### Exercise goal
Provide the data again in its entirety, exactly as given.
--- The records ---
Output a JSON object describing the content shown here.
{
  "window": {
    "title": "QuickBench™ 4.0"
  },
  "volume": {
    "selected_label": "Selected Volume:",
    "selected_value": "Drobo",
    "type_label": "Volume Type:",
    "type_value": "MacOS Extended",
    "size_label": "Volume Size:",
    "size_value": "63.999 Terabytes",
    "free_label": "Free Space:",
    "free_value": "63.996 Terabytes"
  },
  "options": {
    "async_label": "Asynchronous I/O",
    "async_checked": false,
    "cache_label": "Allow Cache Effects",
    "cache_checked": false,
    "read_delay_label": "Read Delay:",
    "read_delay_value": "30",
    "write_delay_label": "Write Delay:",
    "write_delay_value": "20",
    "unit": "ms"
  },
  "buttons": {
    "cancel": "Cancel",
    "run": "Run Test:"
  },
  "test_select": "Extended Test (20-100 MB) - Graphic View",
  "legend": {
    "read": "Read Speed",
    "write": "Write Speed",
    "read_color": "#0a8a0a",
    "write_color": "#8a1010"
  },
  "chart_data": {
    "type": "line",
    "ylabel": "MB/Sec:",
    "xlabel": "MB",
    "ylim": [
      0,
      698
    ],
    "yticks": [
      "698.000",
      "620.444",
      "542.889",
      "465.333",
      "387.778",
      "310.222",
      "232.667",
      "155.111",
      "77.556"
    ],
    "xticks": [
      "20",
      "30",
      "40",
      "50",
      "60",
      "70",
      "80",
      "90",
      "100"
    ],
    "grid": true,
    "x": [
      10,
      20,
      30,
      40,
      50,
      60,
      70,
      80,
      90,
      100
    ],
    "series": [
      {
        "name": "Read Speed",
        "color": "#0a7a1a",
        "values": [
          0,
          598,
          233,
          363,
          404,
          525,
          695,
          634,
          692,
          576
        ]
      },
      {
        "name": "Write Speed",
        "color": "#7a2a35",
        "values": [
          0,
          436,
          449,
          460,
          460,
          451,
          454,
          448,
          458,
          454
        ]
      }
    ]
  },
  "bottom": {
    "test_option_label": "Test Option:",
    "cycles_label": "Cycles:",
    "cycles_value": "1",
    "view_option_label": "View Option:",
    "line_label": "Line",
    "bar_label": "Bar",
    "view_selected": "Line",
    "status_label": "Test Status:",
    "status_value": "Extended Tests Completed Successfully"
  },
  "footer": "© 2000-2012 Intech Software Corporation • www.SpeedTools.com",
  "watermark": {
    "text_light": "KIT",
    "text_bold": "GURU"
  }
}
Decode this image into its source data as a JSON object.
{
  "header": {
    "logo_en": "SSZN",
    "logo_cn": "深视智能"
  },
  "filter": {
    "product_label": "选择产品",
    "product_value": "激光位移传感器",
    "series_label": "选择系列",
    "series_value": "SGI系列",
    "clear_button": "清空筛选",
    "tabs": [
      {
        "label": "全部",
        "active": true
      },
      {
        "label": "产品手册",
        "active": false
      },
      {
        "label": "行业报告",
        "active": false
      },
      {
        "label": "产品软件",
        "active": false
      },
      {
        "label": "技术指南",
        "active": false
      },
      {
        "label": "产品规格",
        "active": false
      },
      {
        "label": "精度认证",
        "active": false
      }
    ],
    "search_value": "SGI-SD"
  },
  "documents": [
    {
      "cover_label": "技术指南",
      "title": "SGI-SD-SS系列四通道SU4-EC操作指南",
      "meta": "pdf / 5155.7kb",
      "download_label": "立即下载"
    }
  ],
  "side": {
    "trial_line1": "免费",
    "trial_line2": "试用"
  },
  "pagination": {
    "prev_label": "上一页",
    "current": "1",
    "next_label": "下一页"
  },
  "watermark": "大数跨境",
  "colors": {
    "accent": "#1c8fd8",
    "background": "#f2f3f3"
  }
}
---
### Answer to the task
Output a JSON object describing the content shown here.
{
  "window": {
    "title": "QuickBench™ 4.0"
  },
  "volume": {
    "selected_label": "Selected Volume:",
    "selected_value": "Drobo",
    "type_label": "Volume Type:",
    "type_value": "MacOS Extended",
    "size_label": "Volume Size:",
    "size_value": "63.999 Terabytes",
    "free_label": "Free Space:",
    "free_value": "63.996 Terabytes"
  },
  "options": {
    "async_label": "Asynchronous I/O",
    "async_checked": false,
    "cache_label": "Allow Cache Effects",
    "cache_checked": false,
    "read_delay_label": "Read Delay:",
    "read_delay_value": "30",
    "write_delay_label": "Write Delay:",
    "write_delay_value": "20",
    "unit": "ms"
  },
  "buttons": {
    "cancel": "Cancel",
    "run": "Run Test:"
  },
  "test_select": "Extended Test (20-100 MB) - Graphic View",
  "legend": {
    "read": "Read Speed",
    "write": "Write Speed",
    "read_color": "#0a8a0a",
    "write_color": "#8a1010"
  },
  "chart_data": {
    "type": "line",
    "ylabel": "MB/Sec:",
    "xlabel": "MB",
    "ylim": [
      0,
      698
    ],
    "yticks": [
      "698.000",
      "620.444",
      "542.889",
      "465.333",
      "387.778",
      "310.222",
      "232.667",
      "155.111",
      "77.556"
    ],
    "xticks": [
      "20",
      "30",
      "40",
      "50",
      "60",
      "70",
      "80",
      "90",
      "100"
    ],
    "grid": true,
    "x": [
      10,
      20,
      30,
      40,
      50,
      60,
      70,
      80,
      90,
      100
    ],
    "series": [
      {
        "name": "Read Speed",
        "color": "#0a7a1a",
        "values": [
          0,
          598,
          233,
          363,
          404,
          525,
          695,
          634,
          692,
          576
        ]
      },
      {
        "name": "Write Speed",
        "color": "#7a2a35",
        "values": [
          0,
          436,
          449,
          460,
          460,
          451,
          454,
          448,
          458,
          454
        ]
      }
    ]
  },
  "bottom": {
    "test_option_label": "Test Option:",
    "cycles_label": "Cycles:",
    "cycles_value": "1",
    "view_option_label": "View Option:",
    "line_label": "Line",
    "bar_label": "Bar",
    "view_selected": "Line",
    "status_label": "Test Status:",
    "status_value": "Extended Tests Completed Successfully"
  },
  "footer": "© 2000-2012 Intech Software Corporation • www.SpeedTools.com",
  "watermark": {
    "text_light": "KIT",
    "text_bold": "GURU"
  }
}
Decode this image into its source data as a JSON object.
{
  "header": {
    "logo_en": "SSZN",
    "logo_cn": "深视智能"
  },
  "filter": {
    "product_label": "选择产品",
    "product_value": "激光位移传感器",
    "series_label": "选择系列",
    "series_value": "SGI系列",
    "clear_button": "清空筛选",
    "tabs": [
      {
        "label": "全部",
        "active": true
      },
      {
        "label": "产品手册",
        "active": false
      },
      {
        "label": "行业报告",
        "active": false
      },
      {
        "label": "产品软件",
        "active": false
      },
      {
        "label": "技术指南",
        "active": false
      },
      {
        "label": "产品规格",
        "active": false
      },
      {
        "label": "精度认证",
        "active": false
      }
    ],
    "search_value": "SGI-SD"
  },
  "documents": [
    {
      "cover_label": "技术指南",
      "title": "SGI-SD-SS系列四通道SU4-EC操作指南",
      "meta": "pdf / 5155.7kb",
      "download_label": "立即下载"
    }
  ],
  "side": {
    "trial_line1": "免费",
    "trial_line2": "试用"
  },
  "pagination": {
    "prev_label": "上一页",
    "current": "1",
    "next_label": "下一页"
  },
  "watermark": "大数跨境",
  "colors": {
    "accent": "#1c8fd8",
    "background": "#f2f3f3"
  }
}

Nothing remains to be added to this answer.